Which lines below contain the string "资源化利用"? Copy each of them out in full.

==== Given data

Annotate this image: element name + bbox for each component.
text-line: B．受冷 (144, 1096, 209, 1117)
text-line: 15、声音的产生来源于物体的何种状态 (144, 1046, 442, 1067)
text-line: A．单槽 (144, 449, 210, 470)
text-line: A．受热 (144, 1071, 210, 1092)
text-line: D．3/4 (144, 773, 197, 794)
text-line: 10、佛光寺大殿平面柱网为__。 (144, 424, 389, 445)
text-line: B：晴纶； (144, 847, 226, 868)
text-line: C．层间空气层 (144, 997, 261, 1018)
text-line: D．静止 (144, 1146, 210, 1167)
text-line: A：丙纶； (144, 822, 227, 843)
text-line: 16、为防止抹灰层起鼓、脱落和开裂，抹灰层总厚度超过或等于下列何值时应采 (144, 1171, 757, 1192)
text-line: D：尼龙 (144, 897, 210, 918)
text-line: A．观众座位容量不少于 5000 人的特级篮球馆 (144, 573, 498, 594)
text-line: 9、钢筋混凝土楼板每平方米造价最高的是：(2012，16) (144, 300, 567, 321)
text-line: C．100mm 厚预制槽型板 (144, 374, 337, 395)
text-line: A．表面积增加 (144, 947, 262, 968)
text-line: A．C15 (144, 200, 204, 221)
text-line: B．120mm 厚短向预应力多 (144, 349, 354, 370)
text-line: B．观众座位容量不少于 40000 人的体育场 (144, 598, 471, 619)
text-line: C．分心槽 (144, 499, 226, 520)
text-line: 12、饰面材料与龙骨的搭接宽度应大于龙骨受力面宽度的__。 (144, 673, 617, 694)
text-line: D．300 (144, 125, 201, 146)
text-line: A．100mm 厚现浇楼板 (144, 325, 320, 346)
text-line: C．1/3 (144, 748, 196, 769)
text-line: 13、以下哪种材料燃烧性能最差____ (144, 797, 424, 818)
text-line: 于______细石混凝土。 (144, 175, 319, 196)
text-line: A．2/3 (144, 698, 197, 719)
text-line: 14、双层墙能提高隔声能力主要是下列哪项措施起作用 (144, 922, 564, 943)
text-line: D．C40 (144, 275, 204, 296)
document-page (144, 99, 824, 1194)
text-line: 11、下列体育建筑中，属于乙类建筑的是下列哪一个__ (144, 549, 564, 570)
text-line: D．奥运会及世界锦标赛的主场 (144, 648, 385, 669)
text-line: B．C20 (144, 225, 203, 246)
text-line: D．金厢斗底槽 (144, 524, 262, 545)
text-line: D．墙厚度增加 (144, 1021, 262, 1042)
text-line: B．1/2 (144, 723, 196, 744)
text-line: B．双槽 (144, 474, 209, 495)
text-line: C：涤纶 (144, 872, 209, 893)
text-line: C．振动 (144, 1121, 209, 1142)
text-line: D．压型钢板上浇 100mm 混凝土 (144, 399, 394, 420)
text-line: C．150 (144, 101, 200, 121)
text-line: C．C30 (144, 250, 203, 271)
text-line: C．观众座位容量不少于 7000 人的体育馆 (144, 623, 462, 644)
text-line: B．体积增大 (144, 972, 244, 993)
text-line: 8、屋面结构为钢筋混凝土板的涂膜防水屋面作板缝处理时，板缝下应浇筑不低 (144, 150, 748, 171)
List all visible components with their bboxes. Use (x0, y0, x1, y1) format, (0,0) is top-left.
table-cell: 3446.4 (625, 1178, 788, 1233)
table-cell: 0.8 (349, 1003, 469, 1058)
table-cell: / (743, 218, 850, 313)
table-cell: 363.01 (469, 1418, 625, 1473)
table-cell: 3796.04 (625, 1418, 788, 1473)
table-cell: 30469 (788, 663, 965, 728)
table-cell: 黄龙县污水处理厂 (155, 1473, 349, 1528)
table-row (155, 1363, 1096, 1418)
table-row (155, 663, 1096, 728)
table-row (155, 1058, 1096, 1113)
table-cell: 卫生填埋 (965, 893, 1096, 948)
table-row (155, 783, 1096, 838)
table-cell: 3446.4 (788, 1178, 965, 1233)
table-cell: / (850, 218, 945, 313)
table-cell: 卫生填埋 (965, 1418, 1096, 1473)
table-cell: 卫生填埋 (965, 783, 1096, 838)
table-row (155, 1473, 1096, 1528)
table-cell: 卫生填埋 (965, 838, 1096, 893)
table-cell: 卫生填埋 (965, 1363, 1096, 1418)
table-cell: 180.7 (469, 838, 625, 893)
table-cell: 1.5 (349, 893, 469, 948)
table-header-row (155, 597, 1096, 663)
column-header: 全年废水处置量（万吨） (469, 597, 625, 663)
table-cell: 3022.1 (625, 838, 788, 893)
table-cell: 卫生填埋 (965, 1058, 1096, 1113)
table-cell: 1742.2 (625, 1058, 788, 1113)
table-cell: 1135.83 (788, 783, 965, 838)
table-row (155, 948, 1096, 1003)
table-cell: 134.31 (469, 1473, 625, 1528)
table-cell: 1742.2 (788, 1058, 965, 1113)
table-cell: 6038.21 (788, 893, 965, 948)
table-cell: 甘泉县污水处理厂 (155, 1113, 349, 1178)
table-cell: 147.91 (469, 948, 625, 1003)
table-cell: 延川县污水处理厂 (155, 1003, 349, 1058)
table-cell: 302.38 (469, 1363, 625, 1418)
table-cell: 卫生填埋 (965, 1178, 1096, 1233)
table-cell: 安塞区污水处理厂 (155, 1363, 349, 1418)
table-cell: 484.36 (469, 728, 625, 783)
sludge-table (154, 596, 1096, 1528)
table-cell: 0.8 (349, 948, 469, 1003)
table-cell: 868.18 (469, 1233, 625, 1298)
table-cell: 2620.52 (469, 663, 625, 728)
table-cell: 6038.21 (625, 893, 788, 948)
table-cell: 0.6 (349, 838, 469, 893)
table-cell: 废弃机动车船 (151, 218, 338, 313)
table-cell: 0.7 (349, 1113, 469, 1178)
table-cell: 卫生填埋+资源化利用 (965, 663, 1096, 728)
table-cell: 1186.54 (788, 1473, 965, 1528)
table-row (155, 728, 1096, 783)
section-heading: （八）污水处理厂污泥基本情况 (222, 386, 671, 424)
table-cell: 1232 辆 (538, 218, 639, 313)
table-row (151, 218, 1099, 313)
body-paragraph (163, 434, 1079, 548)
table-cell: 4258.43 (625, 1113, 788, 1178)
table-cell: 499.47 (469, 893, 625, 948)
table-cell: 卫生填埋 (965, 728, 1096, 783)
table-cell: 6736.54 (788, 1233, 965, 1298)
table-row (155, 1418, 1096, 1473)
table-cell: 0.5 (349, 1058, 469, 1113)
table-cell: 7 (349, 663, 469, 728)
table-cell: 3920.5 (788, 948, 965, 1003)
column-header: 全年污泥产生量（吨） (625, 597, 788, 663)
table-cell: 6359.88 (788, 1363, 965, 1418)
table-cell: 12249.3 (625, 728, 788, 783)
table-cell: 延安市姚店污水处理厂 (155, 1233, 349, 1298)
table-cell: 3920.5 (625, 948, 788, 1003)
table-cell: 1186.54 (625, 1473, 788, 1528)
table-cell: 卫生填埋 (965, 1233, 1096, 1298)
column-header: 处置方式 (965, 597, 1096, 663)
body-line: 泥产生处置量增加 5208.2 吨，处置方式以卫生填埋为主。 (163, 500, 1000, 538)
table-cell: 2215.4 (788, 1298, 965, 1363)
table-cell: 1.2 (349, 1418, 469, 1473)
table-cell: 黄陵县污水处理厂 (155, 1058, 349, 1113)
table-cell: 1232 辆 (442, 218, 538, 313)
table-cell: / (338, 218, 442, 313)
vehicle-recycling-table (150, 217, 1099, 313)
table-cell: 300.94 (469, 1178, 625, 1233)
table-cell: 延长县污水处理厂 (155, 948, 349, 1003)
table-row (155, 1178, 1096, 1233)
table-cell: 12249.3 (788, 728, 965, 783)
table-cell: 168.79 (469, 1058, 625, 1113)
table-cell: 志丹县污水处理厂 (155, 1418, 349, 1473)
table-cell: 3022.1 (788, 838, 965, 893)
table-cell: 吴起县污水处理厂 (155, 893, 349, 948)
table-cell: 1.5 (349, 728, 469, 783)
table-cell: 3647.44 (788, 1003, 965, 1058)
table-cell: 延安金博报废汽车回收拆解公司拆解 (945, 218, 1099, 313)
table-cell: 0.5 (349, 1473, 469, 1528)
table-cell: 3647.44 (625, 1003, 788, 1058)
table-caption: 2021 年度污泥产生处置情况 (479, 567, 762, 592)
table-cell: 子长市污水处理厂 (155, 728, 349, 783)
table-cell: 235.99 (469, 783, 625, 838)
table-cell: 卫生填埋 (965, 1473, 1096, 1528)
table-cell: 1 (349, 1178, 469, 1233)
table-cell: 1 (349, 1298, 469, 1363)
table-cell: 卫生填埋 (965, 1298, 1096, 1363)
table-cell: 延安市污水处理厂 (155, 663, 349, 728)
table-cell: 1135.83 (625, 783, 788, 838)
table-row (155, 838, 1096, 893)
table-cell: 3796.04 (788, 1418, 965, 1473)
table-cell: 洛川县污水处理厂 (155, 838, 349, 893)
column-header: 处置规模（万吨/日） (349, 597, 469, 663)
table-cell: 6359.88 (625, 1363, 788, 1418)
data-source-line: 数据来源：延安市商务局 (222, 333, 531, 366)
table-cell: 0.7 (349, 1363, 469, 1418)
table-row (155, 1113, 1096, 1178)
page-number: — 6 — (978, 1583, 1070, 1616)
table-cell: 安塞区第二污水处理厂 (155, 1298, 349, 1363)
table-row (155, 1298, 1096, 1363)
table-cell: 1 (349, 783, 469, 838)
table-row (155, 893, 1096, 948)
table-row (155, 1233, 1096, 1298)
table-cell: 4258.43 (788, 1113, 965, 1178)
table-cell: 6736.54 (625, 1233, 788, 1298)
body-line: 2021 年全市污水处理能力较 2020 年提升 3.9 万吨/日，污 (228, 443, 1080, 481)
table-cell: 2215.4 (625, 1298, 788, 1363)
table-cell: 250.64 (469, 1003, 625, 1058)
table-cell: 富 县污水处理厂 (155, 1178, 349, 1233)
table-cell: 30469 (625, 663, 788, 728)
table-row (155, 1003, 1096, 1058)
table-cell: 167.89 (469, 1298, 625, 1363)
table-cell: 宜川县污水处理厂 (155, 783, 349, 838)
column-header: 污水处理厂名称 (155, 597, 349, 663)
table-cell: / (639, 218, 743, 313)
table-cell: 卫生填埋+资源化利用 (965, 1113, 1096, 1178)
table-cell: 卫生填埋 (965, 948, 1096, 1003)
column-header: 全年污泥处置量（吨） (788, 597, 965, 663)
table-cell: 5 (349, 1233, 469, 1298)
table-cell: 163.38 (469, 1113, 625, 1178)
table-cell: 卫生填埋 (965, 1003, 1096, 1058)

========

◆ **Worked solution**
table-cell: 卫生填埋+资源化利用 (965, 663, 1096, 728)
table-cell: 卫生填埋+资源化利用 (965, 1113, 1096, 1178)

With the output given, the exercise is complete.